> _Short problem_
Count how many lines contain the word "value". Respond with the number alone.

##### Exercise material #####

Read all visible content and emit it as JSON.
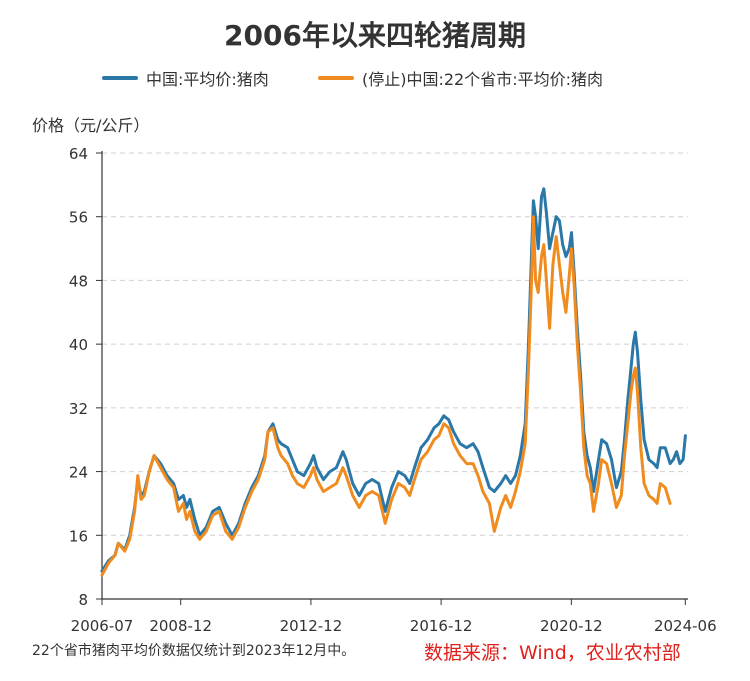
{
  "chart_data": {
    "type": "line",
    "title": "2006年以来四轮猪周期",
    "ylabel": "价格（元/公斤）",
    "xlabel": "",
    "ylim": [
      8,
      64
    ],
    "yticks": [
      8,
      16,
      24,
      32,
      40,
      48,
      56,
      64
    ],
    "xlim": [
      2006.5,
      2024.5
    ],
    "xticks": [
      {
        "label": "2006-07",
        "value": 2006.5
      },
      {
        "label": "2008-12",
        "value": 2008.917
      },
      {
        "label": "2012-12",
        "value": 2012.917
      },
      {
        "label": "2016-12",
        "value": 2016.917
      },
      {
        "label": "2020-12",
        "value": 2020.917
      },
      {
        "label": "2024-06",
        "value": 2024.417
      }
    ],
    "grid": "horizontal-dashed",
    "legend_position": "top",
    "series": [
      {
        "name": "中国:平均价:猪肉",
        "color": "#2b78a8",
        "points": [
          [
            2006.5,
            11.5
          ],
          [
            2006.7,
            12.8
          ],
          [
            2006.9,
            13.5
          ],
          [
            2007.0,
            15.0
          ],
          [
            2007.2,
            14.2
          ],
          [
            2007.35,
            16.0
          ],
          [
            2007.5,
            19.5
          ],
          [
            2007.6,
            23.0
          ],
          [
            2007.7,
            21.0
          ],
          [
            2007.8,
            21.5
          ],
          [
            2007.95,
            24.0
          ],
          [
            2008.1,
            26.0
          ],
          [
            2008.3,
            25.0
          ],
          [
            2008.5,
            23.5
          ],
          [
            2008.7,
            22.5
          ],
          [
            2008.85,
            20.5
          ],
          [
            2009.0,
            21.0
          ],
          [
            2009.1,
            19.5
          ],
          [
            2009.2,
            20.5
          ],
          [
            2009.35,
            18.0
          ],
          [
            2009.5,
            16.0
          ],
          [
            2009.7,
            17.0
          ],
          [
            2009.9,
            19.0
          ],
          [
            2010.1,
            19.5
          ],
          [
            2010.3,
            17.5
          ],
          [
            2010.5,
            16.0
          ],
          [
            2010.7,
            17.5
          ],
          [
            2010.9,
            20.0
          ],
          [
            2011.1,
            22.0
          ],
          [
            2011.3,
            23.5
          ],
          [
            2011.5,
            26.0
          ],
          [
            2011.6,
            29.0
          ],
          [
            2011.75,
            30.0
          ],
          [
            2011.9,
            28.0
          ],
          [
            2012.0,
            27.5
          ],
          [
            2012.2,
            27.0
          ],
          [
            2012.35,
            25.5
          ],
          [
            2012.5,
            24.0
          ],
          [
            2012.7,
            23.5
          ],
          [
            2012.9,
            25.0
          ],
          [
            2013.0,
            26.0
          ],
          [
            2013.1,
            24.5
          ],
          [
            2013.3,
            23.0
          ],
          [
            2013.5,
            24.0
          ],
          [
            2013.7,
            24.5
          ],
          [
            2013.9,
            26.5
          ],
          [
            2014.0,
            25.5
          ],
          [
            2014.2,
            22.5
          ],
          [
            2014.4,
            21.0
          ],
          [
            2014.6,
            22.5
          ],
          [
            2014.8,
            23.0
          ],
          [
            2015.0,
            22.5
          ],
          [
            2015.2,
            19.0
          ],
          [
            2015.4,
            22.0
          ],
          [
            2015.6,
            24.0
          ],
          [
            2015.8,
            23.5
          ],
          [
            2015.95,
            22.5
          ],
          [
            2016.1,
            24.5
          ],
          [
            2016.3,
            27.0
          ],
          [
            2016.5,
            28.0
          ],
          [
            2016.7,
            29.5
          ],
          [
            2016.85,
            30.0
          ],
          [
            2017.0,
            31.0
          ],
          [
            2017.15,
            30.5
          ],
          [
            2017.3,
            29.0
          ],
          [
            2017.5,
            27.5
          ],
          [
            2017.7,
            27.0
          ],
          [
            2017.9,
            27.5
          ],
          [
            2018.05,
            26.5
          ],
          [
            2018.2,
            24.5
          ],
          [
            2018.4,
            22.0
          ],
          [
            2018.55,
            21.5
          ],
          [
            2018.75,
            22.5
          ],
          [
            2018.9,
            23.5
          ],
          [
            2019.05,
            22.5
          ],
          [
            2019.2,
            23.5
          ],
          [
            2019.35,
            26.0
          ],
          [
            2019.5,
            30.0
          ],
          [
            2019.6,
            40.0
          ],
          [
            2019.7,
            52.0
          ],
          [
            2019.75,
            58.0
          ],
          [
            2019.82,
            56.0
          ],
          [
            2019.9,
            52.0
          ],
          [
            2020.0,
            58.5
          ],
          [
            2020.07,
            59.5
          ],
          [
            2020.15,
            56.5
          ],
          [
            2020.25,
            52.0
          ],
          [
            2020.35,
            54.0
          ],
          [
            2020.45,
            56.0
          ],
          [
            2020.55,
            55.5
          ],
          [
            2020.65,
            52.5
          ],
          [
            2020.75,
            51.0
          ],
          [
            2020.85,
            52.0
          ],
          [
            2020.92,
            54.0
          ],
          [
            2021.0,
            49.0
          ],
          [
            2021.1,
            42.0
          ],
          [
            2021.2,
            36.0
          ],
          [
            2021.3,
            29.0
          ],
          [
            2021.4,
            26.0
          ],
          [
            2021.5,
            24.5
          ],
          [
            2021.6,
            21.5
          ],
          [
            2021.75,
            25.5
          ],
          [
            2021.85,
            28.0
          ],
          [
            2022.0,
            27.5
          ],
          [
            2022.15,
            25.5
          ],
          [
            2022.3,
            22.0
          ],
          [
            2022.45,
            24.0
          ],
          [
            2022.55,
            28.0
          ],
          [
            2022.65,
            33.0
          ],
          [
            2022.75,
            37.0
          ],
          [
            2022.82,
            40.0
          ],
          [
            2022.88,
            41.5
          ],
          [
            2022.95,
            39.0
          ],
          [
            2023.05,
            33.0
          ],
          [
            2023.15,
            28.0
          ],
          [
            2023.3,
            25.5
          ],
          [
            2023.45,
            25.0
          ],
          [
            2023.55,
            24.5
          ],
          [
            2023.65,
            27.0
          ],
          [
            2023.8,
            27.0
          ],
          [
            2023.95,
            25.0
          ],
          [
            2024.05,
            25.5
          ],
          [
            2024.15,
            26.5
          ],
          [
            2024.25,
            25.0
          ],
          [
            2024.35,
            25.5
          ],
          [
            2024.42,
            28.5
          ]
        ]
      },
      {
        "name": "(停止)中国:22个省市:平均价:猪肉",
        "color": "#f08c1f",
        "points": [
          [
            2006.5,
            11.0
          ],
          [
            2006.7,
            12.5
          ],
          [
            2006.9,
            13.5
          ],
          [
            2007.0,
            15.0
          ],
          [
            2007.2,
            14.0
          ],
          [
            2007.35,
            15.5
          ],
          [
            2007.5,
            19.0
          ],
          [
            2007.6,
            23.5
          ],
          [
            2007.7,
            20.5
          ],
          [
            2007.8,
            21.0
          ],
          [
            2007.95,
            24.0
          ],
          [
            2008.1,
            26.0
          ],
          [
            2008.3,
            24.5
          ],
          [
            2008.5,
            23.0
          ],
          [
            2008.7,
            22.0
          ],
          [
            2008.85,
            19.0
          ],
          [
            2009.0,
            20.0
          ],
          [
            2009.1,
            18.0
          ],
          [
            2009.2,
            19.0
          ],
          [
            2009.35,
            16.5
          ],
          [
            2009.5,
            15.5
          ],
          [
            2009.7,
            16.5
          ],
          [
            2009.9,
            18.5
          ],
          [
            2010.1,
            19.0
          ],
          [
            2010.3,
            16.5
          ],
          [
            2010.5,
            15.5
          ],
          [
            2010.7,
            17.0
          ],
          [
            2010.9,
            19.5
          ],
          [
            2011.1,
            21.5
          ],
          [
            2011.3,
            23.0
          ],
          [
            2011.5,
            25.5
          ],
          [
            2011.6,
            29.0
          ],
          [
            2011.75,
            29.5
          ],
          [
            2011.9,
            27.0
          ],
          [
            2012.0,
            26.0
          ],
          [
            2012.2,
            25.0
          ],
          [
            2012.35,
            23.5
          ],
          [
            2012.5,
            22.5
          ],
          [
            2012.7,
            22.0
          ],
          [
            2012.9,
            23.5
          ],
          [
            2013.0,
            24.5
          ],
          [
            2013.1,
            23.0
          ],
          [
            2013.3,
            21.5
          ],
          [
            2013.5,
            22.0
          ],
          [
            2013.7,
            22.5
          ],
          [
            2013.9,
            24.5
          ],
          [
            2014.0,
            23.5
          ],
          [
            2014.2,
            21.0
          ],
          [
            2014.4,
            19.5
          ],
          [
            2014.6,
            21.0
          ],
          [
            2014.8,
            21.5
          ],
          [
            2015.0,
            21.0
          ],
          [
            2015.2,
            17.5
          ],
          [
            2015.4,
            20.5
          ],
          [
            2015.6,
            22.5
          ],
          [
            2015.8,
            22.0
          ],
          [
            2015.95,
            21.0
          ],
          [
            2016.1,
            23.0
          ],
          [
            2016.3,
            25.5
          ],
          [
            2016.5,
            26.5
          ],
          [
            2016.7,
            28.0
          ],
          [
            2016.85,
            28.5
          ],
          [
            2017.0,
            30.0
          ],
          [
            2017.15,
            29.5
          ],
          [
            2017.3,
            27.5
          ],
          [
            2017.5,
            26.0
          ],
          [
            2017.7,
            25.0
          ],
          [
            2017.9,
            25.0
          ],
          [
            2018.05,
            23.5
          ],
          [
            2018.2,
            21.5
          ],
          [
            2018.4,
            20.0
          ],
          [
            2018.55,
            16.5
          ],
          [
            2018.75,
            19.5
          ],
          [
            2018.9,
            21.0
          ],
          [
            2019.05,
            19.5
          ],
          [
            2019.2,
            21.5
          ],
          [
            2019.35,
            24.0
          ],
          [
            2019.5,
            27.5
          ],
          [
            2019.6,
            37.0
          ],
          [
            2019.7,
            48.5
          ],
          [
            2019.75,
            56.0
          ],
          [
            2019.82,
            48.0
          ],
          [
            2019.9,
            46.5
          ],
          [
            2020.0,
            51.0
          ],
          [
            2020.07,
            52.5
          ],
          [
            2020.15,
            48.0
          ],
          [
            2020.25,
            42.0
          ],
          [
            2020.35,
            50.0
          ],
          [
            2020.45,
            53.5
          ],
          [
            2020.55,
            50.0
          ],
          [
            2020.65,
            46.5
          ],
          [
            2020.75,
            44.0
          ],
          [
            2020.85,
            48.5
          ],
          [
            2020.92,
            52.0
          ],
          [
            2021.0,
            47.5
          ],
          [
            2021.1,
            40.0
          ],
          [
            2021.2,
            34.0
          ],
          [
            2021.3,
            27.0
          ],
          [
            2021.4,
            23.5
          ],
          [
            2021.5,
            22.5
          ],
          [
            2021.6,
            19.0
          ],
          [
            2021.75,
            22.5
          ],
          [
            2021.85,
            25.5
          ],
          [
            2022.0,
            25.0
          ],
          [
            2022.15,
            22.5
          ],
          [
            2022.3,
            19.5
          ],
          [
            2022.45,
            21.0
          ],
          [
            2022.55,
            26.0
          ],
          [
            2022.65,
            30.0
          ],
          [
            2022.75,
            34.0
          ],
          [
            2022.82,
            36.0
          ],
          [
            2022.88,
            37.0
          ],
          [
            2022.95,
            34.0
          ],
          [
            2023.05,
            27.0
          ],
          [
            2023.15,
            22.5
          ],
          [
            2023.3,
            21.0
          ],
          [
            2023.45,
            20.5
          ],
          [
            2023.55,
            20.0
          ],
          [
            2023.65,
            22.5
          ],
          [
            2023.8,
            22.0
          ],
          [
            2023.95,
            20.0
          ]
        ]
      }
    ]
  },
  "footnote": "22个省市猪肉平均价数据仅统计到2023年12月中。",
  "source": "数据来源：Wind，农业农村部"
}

#####

> _Exercise response_
6